• _Record set_
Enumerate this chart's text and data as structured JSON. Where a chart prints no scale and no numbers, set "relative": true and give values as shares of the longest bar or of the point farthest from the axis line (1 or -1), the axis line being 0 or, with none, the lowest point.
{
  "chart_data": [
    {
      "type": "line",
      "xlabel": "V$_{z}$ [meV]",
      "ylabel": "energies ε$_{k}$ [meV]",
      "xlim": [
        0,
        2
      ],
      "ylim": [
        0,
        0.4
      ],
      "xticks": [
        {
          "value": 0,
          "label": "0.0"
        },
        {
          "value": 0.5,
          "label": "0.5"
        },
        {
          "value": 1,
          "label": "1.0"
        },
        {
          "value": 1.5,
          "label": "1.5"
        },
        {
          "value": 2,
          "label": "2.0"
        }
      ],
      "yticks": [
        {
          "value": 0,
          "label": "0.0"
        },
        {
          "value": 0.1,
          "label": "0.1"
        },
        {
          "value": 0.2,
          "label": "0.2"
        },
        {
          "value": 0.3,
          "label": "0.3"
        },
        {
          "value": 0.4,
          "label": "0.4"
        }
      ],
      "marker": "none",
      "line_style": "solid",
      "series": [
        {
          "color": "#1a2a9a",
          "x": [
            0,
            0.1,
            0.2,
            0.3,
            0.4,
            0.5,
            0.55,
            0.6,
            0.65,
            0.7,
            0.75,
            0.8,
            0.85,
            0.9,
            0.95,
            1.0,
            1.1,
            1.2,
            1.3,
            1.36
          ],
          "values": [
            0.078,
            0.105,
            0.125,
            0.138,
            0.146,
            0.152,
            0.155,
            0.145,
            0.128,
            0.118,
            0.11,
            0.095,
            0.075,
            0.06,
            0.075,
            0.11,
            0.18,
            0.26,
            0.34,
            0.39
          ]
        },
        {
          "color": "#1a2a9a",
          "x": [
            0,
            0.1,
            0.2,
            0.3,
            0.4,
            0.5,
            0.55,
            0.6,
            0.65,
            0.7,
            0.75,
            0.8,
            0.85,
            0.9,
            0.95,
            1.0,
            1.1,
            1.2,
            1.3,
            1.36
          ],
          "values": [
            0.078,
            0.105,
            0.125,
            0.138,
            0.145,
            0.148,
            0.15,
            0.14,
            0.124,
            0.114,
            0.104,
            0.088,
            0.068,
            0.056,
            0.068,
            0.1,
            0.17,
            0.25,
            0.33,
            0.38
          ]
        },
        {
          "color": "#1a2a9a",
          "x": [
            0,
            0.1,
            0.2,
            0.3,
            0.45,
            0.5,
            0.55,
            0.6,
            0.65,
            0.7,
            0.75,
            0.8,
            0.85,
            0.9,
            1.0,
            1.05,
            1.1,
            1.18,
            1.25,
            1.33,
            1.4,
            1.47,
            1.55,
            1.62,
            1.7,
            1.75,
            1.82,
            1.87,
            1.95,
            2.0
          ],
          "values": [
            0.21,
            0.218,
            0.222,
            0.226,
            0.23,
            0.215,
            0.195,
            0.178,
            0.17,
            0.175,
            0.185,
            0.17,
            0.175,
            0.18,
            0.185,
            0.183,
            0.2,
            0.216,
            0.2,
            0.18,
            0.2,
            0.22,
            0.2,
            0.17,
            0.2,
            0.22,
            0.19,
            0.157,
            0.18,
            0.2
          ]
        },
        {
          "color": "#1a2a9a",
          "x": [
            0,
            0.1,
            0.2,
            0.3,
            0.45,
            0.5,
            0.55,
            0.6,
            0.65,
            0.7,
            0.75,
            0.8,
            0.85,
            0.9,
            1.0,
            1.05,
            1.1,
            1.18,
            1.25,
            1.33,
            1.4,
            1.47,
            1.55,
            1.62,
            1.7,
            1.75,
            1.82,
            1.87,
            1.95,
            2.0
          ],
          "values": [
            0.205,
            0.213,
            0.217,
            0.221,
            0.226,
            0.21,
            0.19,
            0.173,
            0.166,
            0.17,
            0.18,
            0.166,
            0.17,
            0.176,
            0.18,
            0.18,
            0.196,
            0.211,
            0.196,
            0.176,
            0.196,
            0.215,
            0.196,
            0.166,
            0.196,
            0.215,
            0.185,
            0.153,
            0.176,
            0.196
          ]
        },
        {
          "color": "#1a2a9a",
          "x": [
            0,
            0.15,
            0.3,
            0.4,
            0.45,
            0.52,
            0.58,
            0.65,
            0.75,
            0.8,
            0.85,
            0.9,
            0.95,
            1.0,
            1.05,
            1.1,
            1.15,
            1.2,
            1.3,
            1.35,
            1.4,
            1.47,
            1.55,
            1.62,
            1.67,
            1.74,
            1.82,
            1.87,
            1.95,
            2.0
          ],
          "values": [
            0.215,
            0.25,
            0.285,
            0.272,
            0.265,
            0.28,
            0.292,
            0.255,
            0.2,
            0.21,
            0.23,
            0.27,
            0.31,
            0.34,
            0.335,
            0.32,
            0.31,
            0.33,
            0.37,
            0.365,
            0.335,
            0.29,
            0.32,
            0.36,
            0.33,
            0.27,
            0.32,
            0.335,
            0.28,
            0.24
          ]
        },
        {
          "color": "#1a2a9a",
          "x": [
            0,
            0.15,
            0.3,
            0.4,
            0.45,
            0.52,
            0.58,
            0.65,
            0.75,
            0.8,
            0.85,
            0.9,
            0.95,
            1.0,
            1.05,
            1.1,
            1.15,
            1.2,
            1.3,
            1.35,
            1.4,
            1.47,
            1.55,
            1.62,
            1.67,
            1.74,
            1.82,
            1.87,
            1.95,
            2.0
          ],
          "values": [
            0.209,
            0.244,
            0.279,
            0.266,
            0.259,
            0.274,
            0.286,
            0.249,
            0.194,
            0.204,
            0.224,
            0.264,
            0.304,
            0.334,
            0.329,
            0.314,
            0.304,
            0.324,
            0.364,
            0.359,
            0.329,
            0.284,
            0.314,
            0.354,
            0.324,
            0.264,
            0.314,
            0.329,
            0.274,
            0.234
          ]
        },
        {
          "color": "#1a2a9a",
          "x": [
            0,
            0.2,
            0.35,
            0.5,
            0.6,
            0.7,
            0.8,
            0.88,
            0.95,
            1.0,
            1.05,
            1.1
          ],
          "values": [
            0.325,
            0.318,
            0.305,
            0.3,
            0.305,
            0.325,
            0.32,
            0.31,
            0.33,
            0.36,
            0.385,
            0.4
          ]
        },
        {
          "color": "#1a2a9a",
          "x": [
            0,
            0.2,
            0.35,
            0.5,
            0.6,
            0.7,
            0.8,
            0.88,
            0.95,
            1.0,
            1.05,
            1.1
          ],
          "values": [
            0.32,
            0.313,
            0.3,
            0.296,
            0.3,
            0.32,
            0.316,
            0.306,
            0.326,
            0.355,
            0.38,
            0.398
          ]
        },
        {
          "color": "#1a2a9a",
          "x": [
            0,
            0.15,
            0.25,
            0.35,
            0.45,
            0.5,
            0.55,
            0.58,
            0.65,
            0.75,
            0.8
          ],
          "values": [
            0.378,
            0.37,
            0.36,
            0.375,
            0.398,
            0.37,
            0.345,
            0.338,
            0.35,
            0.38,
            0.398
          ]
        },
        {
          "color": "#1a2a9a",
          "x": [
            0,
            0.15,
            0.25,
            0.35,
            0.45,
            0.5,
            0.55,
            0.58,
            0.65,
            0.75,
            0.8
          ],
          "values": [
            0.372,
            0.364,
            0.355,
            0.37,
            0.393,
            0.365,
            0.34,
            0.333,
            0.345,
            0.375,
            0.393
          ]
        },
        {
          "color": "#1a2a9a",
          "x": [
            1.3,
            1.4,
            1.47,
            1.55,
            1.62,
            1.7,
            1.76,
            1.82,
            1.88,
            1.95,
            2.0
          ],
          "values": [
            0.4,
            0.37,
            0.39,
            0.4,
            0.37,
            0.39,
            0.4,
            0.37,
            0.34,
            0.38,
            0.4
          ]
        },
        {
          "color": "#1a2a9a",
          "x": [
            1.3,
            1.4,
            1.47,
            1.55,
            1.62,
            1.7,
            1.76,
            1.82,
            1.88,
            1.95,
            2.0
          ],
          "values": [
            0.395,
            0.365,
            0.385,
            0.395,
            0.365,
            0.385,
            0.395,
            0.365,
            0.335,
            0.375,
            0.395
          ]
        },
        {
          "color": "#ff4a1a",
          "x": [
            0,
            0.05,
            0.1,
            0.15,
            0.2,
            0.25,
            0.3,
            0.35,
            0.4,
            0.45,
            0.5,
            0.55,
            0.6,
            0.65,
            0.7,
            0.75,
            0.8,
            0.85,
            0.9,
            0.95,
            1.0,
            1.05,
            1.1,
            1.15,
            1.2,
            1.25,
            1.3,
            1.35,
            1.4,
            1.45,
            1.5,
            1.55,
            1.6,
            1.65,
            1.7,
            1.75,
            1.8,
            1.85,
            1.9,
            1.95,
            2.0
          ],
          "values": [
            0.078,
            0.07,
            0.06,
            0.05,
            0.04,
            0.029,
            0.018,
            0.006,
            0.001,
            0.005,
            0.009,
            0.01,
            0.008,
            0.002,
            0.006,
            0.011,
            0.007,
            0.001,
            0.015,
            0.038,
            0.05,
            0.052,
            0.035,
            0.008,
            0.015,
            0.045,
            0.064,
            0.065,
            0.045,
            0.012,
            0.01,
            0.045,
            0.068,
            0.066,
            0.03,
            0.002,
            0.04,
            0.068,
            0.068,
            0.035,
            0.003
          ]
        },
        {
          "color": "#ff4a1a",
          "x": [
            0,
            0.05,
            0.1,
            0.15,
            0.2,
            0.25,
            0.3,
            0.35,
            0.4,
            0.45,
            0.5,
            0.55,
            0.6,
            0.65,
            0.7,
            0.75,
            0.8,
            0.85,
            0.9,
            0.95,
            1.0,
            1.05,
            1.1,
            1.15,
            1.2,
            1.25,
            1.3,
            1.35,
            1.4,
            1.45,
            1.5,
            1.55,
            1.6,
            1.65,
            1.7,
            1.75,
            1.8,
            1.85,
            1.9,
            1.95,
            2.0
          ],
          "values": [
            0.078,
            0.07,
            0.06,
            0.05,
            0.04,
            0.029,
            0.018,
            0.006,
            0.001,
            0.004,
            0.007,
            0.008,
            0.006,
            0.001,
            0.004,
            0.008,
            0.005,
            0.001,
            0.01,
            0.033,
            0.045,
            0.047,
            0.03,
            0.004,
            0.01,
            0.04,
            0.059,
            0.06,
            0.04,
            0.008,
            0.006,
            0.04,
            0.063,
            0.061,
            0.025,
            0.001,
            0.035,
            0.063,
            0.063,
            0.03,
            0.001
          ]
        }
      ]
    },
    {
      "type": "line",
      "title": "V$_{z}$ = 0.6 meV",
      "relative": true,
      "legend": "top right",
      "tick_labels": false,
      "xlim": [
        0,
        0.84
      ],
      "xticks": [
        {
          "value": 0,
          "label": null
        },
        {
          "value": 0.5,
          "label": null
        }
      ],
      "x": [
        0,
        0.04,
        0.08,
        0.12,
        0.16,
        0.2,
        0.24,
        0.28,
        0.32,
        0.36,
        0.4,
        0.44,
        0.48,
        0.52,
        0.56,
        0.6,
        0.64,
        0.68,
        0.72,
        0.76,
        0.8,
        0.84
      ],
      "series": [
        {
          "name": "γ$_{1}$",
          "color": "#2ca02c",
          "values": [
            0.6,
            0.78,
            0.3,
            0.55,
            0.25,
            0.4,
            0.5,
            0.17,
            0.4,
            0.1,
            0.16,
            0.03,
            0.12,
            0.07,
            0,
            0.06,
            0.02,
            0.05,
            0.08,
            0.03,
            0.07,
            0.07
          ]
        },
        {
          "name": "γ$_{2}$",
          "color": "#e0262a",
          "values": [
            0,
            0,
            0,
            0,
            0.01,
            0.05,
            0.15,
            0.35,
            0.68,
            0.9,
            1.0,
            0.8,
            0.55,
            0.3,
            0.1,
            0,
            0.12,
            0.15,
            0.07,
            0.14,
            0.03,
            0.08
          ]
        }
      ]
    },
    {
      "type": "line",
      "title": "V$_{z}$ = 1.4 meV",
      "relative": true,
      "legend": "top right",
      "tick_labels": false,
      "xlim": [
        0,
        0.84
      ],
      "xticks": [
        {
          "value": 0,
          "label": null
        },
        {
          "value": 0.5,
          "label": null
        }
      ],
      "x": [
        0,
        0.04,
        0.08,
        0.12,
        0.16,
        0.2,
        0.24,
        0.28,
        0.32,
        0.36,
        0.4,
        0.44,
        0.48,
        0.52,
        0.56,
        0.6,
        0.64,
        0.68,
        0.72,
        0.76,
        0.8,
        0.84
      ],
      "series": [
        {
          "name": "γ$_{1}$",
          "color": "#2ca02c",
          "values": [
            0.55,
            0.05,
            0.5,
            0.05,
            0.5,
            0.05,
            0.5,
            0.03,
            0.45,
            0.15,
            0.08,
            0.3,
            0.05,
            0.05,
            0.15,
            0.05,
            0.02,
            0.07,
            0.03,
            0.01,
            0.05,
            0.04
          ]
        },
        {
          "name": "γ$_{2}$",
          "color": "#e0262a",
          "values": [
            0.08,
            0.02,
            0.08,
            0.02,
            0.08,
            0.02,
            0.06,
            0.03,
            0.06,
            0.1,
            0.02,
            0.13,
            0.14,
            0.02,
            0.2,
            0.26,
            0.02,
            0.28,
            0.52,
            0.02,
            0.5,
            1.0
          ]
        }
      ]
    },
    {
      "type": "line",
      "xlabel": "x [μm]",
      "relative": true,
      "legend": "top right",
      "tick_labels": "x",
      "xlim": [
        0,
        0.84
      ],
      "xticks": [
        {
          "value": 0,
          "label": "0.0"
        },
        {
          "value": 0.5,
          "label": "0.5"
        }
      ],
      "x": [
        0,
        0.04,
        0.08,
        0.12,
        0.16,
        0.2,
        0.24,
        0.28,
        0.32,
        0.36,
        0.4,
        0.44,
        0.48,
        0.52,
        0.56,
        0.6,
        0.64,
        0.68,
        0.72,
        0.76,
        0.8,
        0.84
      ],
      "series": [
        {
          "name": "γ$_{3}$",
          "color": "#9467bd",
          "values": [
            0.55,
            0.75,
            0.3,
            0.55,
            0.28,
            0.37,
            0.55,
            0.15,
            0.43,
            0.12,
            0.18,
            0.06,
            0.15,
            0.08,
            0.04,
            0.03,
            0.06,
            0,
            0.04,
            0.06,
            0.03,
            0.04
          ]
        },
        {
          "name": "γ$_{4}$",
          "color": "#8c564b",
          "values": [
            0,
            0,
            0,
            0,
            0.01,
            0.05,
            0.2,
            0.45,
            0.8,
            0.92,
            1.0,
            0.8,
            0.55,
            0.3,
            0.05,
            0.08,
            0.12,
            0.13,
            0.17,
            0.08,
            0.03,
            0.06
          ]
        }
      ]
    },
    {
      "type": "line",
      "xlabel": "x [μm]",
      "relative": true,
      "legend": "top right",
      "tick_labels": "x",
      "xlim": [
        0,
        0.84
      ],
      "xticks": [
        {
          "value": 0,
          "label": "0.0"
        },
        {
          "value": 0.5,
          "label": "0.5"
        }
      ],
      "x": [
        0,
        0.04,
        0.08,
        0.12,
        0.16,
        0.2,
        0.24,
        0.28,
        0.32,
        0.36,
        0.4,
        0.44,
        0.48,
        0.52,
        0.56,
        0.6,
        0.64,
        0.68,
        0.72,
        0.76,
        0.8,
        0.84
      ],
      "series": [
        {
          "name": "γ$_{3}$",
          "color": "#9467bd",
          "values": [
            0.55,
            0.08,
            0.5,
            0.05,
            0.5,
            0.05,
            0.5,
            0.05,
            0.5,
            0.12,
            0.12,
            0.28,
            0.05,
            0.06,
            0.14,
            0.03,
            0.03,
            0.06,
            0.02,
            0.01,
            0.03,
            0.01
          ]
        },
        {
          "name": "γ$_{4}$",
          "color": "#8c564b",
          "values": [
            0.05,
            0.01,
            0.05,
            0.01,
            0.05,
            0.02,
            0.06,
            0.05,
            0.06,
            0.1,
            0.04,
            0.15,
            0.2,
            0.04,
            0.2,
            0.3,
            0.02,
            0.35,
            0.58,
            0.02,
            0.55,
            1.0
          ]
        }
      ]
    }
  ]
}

• _Do this_
Find every line with "none" in the listing and state how many there are, nothing else.

• _Task solution_
2